[Stored records]
-=-=-

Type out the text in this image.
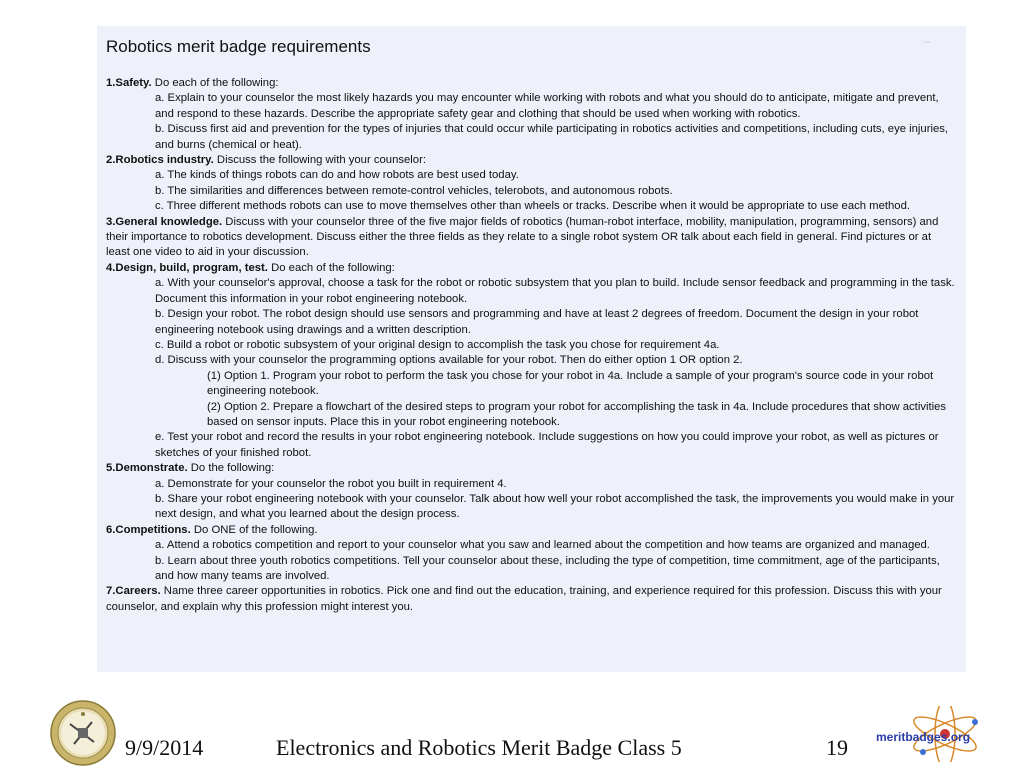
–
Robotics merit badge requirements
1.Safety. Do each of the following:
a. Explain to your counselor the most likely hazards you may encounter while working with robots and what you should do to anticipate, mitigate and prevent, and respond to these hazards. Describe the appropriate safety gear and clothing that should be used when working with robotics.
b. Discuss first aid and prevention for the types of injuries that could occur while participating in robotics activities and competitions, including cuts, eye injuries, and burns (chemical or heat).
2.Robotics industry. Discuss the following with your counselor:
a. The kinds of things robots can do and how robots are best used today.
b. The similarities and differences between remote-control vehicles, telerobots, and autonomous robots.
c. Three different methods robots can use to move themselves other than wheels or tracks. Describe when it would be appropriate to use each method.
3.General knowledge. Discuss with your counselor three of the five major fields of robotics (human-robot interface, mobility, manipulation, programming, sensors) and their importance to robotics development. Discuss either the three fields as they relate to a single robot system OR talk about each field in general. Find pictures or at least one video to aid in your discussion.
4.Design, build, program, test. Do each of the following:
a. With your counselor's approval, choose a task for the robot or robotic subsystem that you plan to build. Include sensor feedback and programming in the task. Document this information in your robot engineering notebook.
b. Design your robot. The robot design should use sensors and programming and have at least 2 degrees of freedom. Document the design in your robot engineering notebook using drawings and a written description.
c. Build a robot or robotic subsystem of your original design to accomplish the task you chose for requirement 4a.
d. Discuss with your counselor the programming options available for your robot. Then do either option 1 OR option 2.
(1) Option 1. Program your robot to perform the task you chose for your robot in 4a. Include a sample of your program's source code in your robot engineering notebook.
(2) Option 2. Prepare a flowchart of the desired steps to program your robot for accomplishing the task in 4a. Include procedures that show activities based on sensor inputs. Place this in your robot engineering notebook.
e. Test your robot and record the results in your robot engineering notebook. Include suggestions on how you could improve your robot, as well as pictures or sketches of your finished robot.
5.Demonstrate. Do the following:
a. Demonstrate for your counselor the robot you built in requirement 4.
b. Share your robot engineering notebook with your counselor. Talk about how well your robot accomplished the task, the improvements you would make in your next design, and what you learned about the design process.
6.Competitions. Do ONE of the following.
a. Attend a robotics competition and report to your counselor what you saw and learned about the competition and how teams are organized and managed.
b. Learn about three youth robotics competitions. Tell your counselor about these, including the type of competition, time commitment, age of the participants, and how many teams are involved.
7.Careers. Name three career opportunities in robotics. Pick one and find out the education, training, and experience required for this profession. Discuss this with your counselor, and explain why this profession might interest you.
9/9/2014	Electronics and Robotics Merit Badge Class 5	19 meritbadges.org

-=-=-

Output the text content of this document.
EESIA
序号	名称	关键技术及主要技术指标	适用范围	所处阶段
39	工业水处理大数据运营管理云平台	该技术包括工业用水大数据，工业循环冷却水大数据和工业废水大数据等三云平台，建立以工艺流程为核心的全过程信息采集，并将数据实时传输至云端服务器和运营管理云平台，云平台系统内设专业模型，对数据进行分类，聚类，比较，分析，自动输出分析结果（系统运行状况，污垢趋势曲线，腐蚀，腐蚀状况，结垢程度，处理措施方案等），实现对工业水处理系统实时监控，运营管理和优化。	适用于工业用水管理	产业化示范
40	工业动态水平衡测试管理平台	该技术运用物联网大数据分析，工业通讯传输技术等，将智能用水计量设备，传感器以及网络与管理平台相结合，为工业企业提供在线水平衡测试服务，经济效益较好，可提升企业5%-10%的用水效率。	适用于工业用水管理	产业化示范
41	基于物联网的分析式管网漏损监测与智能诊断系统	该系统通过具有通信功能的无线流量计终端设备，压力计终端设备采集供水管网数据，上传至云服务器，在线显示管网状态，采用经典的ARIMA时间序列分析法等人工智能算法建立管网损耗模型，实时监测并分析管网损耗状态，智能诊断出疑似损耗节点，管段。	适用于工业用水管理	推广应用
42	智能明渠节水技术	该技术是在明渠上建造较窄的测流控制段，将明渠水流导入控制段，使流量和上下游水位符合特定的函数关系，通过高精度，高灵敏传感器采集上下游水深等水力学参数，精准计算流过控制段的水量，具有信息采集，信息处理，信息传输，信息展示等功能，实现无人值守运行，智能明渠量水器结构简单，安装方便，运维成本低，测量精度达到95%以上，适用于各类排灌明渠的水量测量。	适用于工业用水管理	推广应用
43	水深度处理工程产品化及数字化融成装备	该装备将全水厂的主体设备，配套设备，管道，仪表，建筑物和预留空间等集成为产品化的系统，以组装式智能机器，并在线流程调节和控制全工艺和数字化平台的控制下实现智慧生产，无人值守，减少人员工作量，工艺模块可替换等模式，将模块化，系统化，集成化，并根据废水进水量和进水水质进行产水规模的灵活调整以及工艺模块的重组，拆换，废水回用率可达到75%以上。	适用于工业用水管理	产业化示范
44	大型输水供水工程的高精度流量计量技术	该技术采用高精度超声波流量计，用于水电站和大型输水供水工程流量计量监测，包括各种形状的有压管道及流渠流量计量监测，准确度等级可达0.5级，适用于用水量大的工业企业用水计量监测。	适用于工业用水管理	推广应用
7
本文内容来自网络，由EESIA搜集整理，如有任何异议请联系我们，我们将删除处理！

-=-=-

Only lines with "subsystem" are wanted here; list each of them.

a. With your counselor's approval, choose a task for the robot or robotic subsystem that you plan to build. Include sensor feedback and programming in the task. Document this information in your robot engineering notebook.
c. Build a robot or robotic subsystem of your original design to accomplish the task you chose for requirement 4a.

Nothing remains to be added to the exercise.